YOUR GOAL :: In the listing below, identify each line with the word "icon" and return those lines.

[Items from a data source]
↓↓↓
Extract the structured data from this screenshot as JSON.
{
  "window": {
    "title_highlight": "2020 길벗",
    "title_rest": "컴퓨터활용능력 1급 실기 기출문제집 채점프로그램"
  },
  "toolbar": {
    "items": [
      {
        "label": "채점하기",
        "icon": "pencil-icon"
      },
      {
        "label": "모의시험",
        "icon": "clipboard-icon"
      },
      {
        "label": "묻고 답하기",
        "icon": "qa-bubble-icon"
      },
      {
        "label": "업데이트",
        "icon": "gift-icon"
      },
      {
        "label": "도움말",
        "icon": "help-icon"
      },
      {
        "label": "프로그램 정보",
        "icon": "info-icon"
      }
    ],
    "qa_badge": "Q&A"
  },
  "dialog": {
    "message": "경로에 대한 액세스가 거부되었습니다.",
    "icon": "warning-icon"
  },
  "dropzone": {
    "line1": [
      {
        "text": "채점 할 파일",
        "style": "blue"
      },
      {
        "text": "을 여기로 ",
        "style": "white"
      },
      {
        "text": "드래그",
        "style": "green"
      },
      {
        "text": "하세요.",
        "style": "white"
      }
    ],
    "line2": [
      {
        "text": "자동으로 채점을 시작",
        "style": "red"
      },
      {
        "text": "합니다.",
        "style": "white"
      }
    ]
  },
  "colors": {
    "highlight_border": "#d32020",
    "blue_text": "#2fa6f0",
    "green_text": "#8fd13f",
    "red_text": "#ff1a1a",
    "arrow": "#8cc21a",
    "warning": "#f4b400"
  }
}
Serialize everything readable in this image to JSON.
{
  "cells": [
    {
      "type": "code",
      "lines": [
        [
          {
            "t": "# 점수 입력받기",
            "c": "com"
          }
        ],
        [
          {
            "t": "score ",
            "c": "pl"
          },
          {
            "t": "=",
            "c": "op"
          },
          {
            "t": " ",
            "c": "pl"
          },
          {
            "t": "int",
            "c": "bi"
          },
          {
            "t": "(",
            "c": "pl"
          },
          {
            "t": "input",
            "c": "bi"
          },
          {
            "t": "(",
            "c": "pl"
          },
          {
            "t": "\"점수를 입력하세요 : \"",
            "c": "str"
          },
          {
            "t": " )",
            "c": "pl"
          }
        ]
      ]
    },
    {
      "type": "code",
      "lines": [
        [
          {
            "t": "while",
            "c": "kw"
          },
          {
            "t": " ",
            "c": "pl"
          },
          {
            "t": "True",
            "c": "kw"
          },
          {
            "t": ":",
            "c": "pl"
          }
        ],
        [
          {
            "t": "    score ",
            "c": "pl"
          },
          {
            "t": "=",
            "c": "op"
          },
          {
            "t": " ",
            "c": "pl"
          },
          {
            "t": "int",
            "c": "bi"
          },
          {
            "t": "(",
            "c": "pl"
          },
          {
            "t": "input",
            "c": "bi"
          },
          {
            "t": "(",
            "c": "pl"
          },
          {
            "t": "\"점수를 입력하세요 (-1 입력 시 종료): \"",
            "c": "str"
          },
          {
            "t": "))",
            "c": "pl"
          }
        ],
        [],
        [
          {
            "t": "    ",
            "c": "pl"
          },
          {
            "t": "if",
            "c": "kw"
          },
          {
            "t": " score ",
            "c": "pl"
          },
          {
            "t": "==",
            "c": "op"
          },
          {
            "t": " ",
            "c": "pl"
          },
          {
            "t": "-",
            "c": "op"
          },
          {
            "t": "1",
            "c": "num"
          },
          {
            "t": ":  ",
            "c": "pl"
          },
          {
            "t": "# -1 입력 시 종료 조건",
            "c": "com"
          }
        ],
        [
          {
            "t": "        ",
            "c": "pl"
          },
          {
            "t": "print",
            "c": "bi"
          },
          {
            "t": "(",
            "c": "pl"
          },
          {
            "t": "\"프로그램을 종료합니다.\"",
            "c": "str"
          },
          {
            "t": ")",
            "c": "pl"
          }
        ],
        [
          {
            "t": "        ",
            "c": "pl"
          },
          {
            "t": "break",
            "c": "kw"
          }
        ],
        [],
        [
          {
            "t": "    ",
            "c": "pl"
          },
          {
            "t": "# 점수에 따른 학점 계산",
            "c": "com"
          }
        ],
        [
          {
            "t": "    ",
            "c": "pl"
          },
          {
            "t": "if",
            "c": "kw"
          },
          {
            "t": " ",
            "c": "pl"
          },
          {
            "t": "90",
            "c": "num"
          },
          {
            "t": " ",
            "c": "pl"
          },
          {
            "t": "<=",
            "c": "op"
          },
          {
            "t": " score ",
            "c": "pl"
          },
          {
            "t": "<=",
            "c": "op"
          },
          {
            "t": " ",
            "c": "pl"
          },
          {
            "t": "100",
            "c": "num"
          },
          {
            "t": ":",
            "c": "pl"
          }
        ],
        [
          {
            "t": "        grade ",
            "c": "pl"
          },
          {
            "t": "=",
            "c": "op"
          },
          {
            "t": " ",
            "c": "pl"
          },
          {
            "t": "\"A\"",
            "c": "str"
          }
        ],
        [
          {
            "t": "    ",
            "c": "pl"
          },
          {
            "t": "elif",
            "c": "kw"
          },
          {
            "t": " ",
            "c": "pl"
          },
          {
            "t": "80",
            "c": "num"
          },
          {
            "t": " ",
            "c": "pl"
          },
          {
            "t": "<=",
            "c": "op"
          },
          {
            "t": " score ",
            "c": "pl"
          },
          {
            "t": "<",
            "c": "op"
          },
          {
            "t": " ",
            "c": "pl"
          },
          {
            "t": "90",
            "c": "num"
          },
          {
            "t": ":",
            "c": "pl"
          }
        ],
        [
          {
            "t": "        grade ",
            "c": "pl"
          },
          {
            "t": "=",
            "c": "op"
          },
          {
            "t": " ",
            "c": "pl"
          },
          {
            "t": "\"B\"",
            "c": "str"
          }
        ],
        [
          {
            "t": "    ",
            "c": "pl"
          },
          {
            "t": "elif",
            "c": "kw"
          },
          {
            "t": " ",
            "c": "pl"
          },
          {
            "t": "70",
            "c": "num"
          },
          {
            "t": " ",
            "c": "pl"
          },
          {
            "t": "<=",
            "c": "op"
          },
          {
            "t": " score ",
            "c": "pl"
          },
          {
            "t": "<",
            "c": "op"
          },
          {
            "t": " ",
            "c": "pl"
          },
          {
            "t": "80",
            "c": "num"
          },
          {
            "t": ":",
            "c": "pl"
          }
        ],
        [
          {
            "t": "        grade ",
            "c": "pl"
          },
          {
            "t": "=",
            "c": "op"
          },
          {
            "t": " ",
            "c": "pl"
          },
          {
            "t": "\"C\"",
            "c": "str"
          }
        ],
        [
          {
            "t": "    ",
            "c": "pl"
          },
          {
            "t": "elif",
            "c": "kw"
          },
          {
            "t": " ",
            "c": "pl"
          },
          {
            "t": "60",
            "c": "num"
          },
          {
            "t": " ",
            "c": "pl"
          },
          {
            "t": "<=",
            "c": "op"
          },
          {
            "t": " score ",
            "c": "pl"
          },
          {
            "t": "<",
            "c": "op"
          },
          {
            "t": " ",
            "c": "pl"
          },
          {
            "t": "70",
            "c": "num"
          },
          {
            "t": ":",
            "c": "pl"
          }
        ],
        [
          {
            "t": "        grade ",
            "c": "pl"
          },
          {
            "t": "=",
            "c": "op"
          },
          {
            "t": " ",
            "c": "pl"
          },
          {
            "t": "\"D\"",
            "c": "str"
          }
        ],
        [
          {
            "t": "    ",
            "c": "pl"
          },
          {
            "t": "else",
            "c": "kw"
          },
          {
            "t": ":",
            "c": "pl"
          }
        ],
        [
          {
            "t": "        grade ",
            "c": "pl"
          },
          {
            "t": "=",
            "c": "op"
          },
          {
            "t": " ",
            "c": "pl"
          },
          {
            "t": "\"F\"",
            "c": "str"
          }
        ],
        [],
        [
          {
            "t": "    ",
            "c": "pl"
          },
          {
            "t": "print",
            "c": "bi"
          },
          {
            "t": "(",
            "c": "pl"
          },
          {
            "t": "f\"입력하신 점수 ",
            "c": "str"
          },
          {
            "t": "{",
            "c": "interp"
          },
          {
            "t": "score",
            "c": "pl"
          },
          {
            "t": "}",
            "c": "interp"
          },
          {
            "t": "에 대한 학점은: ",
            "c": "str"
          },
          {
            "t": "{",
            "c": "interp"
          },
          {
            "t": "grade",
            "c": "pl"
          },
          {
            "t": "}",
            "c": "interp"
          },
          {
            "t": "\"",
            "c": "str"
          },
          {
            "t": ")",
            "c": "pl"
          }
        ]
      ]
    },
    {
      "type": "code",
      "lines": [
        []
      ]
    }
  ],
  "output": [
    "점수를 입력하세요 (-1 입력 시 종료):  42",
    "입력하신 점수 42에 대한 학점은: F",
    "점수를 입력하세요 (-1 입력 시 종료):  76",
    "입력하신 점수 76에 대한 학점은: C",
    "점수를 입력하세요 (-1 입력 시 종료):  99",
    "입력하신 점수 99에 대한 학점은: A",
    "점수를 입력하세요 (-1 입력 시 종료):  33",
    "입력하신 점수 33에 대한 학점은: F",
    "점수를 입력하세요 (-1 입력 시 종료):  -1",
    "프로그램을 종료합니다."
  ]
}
↑↑↑
ANSWER ::
        "icon": "pencil-icon"
        "icon": "clipboard-icon"
        "icon": "qa-bubble-icon"
        "icon": "gift-icon"
        "icon": "help-icon"
        "icon": "info-icon"
    "icon": "warning-icon"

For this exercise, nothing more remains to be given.